> Required work
Only the number is wanted: how many lines of the data contain "value"?

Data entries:
········
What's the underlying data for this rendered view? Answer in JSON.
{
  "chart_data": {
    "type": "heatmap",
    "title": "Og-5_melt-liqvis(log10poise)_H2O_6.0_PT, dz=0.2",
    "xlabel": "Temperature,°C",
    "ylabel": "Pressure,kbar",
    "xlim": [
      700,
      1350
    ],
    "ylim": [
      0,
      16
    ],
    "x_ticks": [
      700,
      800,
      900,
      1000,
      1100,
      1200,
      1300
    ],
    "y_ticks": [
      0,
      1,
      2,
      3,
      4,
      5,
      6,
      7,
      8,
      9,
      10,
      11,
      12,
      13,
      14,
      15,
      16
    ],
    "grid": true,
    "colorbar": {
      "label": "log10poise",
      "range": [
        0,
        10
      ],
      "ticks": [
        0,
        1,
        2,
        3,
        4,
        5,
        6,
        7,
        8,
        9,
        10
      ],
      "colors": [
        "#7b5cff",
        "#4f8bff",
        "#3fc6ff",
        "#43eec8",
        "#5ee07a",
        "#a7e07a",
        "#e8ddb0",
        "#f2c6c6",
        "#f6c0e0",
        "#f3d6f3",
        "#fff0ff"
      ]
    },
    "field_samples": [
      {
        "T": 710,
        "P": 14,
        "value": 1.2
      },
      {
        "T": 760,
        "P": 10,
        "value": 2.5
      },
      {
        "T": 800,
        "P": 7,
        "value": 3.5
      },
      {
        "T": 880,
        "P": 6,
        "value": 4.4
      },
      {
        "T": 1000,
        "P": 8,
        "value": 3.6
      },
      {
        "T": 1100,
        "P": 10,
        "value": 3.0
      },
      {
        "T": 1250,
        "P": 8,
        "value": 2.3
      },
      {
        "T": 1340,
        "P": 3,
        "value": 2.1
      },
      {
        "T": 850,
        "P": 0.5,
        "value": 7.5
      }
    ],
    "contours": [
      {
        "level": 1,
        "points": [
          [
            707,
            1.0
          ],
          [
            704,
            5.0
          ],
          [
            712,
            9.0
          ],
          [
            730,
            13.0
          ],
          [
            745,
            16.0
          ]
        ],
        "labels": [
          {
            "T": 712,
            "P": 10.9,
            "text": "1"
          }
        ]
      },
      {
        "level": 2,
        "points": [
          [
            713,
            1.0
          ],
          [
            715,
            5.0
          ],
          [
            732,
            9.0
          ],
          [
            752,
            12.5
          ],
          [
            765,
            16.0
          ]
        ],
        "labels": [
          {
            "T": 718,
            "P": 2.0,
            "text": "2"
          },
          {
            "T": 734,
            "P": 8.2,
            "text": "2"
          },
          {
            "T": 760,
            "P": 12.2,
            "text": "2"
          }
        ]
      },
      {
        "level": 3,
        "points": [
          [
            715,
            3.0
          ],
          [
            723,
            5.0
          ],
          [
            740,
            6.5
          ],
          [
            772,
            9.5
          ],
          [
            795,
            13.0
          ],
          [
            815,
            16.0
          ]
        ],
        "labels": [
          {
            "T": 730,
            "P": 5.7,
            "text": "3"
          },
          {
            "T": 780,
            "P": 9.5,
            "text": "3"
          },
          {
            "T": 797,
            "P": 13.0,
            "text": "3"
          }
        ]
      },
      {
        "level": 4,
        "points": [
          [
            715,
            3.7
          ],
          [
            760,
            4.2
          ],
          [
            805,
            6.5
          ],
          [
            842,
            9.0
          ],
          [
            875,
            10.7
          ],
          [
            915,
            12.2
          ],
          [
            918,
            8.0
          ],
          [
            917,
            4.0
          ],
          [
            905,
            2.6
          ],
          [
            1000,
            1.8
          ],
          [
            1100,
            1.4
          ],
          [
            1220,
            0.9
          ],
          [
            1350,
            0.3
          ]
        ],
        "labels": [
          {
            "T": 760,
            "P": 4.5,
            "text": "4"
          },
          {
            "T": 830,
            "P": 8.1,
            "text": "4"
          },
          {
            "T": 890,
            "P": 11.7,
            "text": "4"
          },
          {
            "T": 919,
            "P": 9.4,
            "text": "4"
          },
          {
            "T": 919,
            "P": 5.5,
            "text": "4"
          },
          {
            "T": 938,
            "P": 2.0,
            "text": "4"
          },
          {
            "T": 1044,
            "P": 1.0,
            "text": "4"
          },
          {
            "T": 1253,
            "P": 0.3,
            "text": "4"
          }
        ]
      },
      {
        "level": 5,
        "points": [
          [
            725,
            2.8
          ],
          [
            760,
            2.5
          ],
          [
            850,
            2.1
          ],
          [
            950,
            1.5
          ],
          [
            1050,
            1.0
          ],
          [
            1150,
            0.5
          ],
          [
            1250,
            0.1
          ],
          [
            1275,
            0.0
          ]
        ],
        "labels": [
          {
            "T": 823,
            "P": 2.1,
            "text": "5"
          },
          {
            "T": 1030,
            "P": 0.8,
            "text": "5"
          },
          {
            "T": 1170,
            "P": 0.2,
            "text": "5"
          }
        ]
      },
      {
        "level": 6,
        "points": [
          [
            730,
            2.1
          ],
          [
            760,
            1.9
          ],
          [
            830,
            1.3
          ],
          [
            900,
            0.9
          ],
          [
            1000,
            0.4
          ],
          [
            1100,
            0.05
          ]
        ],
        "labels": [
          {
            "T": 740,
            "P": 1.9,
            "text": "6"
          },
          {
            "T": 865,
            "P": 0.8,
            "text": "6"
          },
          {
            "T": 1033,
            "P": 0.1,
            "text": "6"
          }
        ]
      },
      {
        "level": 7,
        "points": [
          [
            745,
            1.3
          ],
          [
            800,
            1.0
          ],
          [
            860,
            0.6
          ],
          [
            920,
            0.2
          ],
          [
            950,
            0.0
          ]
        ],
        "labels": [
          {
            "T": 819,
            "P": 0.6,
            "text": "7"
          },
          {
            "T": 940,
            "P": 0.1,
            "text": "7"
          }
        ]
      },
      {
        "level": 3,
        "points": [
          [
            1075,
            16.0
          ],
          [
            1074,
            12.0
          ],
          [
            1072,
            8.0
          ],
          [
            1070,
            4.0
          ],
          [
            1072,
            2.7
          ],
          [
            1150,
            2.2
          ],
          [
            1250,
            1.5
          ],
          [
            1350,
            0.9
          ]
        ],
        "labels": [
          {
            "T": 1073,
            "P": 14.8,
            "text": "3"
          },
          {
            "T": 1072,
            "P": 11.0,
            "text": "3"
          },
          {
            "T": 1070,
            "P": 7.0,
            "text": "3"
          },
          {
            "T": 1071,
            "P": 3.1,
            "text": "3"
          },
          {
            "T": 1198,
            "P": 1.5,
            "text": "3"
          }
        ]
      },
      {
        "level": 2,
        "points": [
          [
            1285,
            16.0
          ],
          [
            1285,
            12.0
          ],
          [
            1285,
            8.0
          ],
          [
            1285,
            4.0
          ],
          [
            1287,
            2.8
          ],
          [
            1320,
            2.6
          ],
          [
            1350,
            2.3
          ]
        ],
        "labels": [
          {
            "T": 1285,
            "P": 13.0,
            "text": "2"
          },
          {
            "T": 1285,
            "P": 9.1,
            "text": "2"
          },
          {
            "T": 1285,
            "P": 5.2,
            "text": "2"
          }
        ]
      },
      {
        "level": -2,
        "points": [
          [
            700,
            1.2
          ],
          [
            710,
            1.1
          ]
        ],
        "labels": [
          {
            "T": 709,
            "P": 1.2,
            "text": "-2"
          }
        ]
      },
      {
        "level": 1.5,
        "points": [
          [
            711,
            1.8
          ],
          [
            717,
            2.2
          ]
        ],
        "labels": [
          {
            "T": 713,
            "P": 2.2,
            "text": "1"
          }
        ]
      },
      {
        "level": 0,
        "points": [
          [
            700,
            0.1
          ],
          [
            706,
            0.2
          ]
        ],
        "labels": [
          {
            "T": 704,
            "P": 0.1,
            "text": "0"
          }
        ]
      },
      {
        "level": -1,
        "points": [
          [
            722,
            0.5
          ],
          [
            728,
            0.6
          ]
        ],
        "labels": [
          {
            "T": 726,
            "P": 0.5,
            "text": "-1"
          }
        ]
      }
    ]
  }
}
········
> Reply
9